» **PROVIDED PASSAGE**:
# # # # #

Rep. Susan Johnson

May 6, 2009

BUDGET CAP POSES PROBLEMS EVEN WHEN THERE'S NO MONEY TO SPEND

By Keith M. Phaneuf, Journal Inquirer

HARTFORD — When it comes to state spending, the focus of most discussions at the Capitol these days is on how to reduce it.

But an unintended side effect of the state's constitutional spending cap, coupled with a historic infusion of emergency federal aid, could leave Connecticut legally barred from funding basic programs in a few years — even if the economy rebounds and tax revenue is sufficient.

That's because all federal aid, even the nearly $2 billion in emergency stimulus funding the state will receive across this fiscal year and the next two, counts as "spending" under the rules of the constitutional cap.

At the same time, budget proposals both from Gov. M. Jodi Rell and from the legislature would reduce non-federal aid — in other words, state tax dollars — that the state would spend next fiscal year.

That means that state spending is likely to stay flat or shrink slightly in the next year.

# # # # #

From the budget cap article, write out everything from "May 6, 2009" down to "the constitutional cap.". The material has no connection to the budget cap article.

# # # # #

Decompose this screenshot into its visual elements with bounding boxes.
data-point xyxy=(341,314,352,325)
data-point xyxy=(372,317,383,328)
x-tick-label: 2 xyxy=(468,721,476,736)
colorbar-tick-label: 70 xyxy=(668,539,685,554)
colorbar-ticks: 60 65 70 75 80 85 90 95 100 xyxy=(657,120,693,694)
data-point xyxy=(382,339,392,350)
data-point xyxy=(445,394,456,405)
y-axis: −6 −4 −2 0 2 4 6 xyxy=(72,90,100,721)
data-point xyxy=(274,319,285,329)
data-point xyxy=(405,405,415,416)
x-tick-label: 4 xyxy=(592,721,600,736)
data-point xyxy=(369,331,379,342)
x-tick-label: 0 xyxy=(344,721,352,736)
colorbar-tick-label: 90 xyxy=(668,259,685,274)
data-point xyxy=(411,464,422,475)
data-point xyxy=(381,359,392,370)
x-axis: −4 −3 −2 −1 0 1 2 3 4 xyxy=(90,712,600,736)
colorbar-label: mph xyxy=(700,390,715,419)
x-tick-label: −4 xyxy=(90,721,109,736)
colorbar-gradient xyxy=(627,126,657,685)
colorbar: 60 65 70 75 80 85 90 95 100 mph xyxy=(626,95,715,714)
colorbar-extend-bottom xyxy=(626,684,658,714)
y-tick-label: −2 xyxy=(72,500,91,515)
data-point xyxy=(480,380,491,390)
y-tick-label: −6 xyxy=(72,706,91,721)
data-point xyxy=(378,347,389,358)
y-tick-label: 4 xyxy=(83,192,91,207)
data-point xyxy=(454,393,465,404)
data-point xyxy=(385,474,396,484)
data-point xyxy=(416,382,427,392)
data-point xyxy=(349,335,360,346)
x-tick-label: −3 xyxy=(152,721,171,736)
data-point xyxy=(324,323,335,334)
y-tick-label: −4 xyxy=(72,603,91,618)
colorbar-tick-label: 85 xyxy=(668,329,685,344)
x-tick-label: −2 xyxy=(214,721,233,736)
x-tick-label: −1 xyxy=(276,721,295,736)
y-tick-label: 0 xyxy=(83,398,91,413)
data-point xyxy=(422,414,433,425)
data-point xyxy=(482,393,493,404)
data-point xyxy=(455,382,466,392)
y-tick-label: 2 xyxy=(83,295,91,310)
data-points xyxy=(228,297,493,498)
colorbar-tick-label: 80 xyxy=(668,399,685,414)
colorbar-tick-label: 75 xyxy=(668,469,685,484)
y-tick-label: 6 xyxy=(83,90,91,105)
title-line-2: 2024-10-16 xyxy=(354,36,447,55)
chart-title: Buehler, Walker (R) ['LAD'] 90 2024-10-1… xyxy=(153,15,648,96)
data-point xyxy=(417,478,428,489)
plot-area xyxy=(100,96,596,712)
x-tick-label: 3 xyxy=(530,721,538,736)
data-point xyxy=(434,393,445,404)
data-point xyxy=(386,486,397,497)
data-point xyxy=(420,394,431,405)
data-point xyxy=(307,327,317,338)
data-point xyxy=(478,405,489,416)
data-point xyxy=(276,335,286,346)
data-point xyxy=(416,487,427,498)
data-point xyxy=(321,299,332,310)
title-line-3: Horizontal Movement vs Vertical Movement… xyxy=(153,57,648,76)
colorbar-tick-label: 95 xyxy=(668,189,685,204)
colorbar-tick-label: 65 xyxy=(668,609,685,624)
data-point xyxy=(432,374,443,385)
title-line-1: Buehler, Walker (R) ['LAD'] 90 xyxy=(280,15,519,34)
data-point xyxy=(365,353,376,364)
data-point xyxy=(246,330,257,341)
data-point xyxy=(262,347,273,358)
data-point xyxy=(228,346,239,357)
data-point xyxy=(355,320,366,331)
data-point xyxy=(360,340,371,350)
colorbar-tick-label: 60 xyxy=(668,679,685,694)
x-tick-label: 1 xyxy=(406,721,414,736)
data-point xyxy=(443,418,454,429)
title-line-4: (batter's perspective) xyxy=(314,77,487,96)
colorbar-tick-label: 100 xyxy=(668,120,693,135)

# # # # #

» **RESULT OF THIS TASK**:
May 6, 2009

BUDGET CAP POSES PROBLEMS EVEN WHEN THERE'S NO MONEY TO SPEND

By Keith M. Phaneuf, Journal Inquirer

HARTFORD — When it comes to state spending, the focus of most discussions at the Capitol these days is on how to reduce it.

But an unintended side effect of the state's constitutional spending cap, coupled with a historic infusion of emergency federal aid, could leave Connecticut legally barred from funding basic programs in a few years — even if the economy rebounds and tax revenue is sufficient.

That's because all federal aid, even the nearly $2 billion in emergency stimulus funding the state will receive across this fiscal year and the next two, counts as "spending" under the rules of the constitutional cap.